## Goal
Quote the listing below in its entirety, omitting every image.

══ The data

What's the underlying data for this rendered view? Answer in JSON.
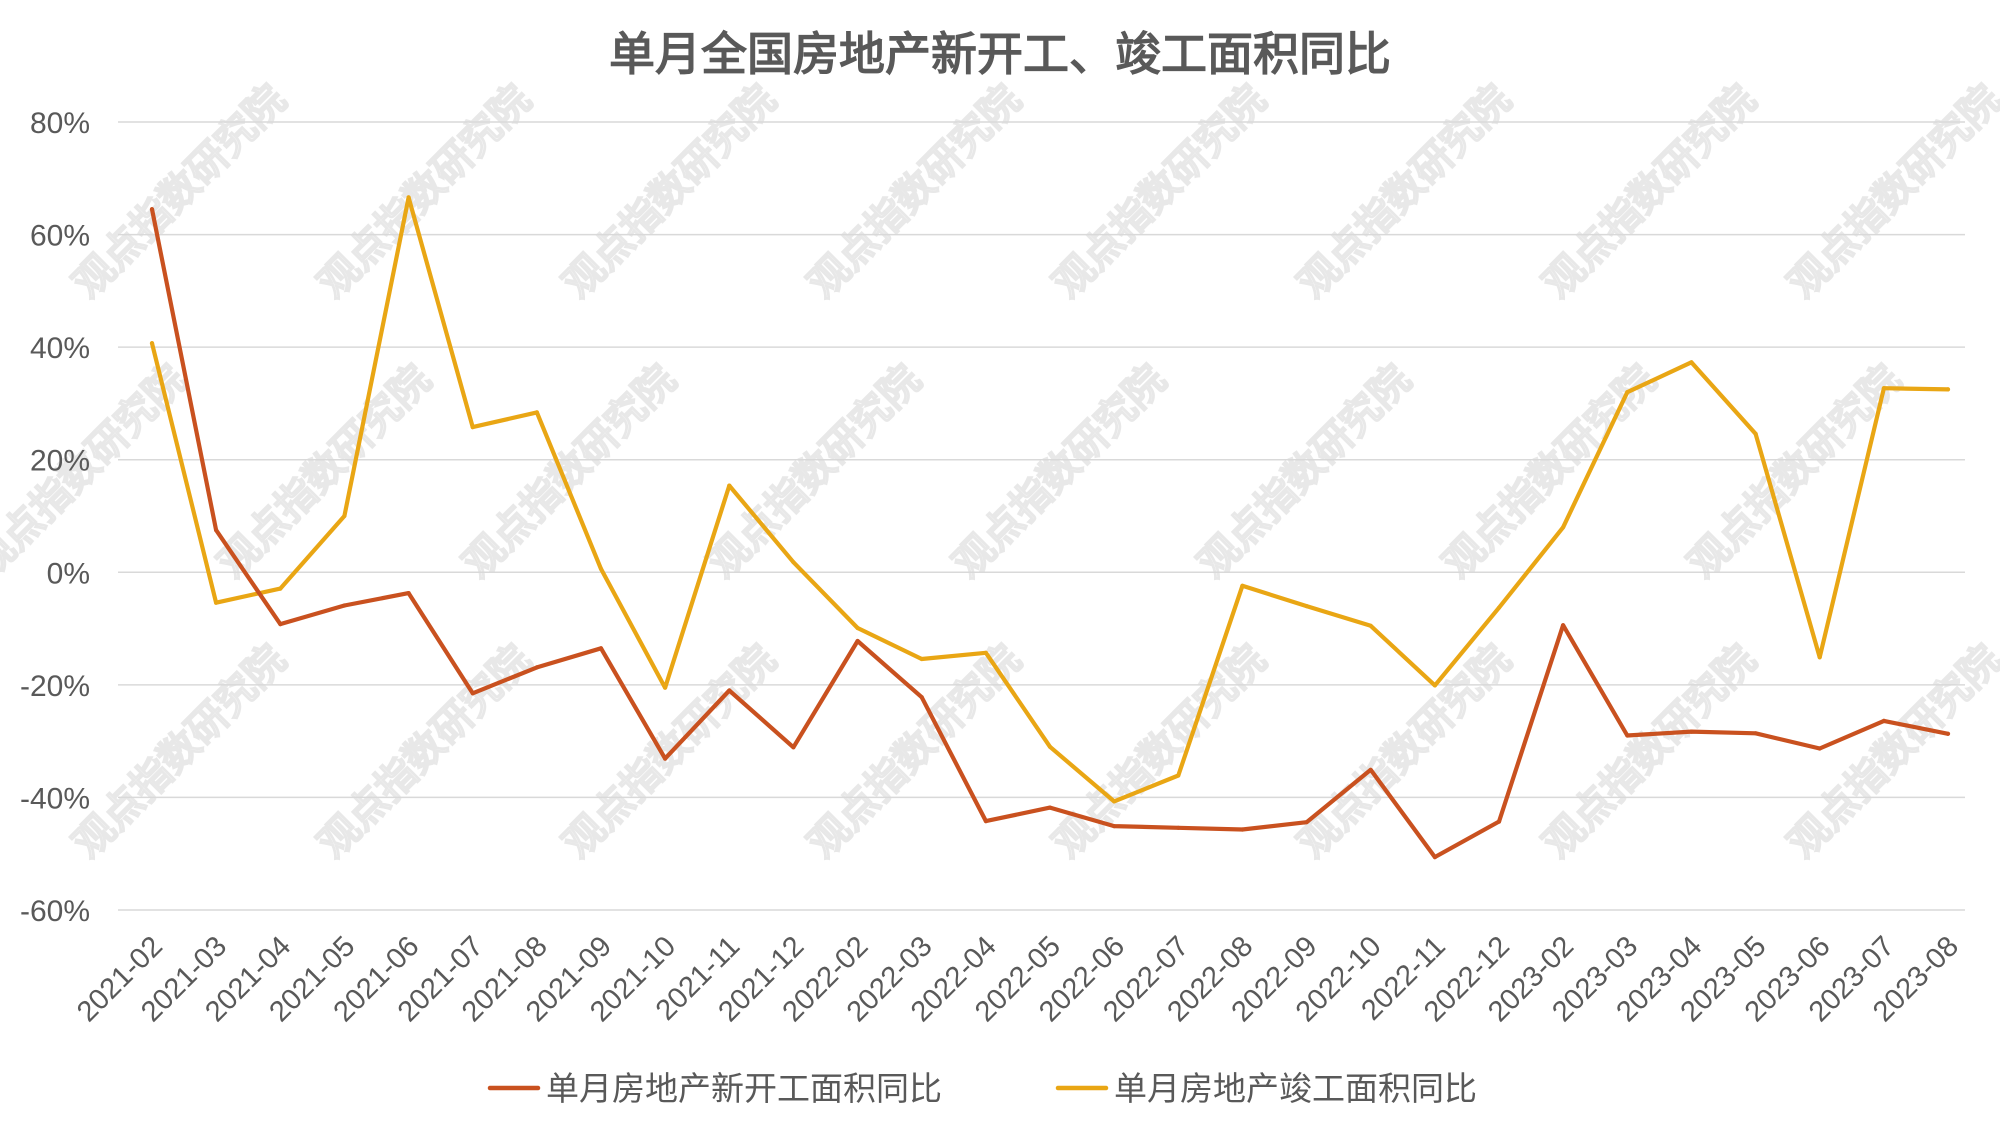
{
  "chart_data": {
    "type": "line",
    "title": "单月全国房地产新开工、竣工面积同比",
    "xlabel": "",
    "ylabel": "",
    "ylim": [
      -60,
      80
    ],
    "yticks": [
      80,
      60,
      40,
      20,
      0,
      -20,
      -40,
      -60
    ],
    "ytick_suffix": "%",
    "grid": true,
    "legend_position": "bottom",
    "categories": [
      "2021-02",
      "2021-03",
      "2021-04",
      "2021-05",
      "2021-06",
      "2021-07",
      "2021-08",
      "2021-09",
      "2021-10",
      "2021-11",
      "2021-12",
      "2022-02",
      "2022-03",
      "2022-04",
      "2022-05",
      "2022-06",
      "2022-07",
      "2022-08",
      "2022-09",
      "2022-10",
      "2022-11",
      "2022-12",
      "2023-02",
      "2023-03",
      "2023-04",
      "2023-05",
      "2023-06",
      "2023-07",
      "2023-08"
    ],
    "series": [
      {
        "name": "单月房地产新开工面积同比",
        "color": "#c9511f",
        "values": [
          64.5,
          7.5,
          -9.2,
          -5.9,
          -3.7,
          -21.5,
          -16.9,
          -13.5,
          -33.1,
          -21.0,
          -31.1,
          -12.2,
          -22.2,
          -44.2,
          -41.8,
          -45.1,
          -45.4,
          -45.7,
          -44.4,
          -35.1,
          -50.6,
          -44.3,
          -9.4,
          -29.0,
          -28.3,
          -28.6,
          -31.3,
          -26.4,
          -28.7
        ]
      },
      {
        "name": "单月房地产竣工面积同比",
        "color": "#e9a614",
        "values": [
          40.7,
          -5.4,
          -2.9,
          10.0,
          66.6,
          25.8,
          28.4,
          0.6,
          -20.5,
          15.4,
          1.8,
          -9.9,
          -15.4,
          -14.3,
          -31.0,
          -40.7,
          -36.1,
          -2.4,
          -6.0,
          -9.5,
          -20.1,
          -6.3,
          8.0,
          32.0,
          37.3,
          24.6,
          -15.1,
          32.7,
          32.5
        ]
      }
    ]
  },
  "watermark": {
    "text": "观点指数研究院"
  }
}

════

## The solution
What's the underlying data for this rendered view? Answer in JSON.
{
  "chart_data": {
    "type": "line",
    "title": "单月全国房地产新开工、竣工面积同比",
    "xlabel": "",
    "ylabel": "",
    "ylim": [
      -60,
      80
    ],
    "yticks": [
      80,
      60,
      40,
      20,
      0,
      -20,
      -40,
      -60
    ],
    "ytick_suffix": "%",
    "grid": true,
    "legend_position": "bottom",
    "categories": [
      "2021-02",
      "2021-03",
      "2021-04",
      "2021-05",
      "2021-06",
      "2021-07",
      "2021-08",
      "2021-09",
      "2021-10",
      "2021-11",
      "2021-12",
      "2022-02",
      "2022-03",
      "2022-04",
      "2022-05",
      "2022-06",
      "2022-07",
      "2022-08",
      "2022-09",
      "2022-10",
      "2022-11",
      "2022-12",
      "2023-02",
      "2023-03",
      "2023-04",
      "2023-05",
      "2023-06",
      "2023-07",
      "2023-08"
    ],
    "series": [
      {
        "name": "单月房地产新开工面积同比",
        "color": "#c9511f",
        "values": [
          64.5,
          7.5,
          -9.2,
          -5.9,
          -3.7,
          -21.5,
          -16.9,
          -13.5,
          -33.1,
          -21.0,
          -31.1,
          -12.2,
          -22.2,
          -44.2,
          -41.8,
          -45.1,
          -45.4,
          -45.7,
          -44.4,
          -35.1,
          -50.6,
          -44.3,
          -9.4,
          -29.0,
          -28.3,
          -28.6,
          -31.3,
          -26.4,
          -28.7
        ]
      },
      {
        "name": "单月房地产竣工面积同比",
        "color": "#e9a614",
        "values": [
          40.7,
          -5.4,
          -2.9,
          10.0,
          66.6,
          25.8,
          28.4,
          0.6,
          -20.5,
          15.4,
          1.8,
          -9.9,
          -15.4,
          -14.3,
          -31.0,
          -40.7,
          -36.1,
          -2.4,
          -6.0,
          -9.5,
          -20.1,
          -6.3,
          8.0,
          32.0,
          37.3,
          24.6,
          -15.1,
          32.7,
          32.5
        ]
      }
    ]
  },
  "watermark": {
    "text": "观点指数研究院"
  }
}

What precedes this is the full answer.